-- Work to be completed --
Review the listing and copy each line that holds the word "this".

——————

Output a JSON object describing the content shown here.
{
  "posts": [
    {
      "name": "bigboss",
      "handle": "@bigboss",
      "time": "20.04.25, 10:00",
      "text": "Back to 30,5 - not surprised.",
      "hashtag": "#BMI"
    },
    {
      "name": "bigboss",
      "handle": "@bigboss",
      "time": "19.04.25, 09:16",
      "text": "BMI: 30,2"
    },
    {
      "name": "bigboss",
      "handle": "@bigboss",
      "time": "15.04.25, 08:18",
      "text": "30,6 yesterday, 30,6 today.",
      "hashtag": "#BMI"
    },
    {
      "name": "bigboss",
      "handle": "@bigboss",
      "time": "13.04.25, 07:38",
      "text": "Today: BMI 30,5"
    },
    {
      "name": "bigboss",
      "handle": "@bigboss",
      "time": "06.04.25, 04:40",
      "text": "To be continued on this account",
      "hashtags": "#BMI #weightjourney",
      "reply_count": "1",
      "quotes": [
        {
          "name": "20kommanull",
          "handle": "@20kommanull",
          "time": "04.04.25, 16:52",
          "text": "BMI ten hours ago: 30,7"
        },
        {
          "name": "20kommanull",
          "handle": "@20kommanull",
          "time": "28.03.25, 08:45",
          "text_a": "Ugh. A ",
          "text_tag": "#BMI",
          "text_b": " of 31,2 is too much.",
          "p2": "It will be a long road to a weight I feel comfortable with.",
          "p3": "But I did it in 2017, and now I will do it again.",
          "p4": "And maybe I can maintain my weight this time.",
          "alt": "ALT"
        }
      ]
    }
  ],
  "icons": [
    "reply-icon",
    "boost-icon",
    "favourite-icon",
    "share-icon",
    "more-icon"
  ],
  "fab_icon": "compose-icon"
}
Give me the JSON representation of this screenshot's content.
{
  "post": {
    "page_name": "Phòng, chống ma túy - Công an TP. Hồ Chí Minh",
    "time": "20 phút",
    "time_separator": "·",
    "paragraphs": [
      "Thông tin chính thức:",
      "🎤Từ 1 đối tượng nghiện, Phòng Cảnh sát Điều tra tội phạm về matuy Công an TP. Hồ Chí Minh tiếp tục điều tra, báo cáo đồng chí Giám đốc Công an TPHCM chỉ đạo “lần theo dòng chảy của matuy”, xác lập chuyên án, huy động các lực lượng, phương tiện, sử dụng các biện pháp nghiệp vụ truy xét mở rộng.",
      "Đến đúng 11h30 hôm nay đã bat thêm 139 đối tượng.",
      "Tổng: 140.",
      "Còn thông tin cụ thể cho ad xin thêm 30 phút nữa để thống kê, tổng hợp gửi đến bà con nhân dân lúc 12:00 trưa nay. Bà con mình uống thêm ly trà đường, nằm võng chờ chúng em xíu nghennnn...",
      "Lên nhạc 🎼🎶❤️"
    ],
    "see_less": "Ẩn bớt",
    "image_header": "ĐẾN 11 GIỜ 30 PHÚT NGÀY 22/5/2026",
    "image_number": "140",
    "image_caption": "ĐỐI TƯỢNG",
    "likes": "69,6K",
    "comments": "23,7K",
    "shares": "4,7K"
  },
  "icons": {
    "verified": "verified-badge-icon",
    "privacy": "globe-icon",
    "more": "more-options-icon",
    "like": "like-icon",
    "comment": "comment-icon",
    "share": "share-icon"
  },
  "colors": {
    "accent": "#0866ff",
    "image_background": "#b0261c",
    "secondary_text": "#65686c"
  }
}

——————

-- Full response --
      "text": "To be continued on this account",
          "p4": "And maybe I can maintain my weight this time.",
Give me the JSON representation of this screenshot's content.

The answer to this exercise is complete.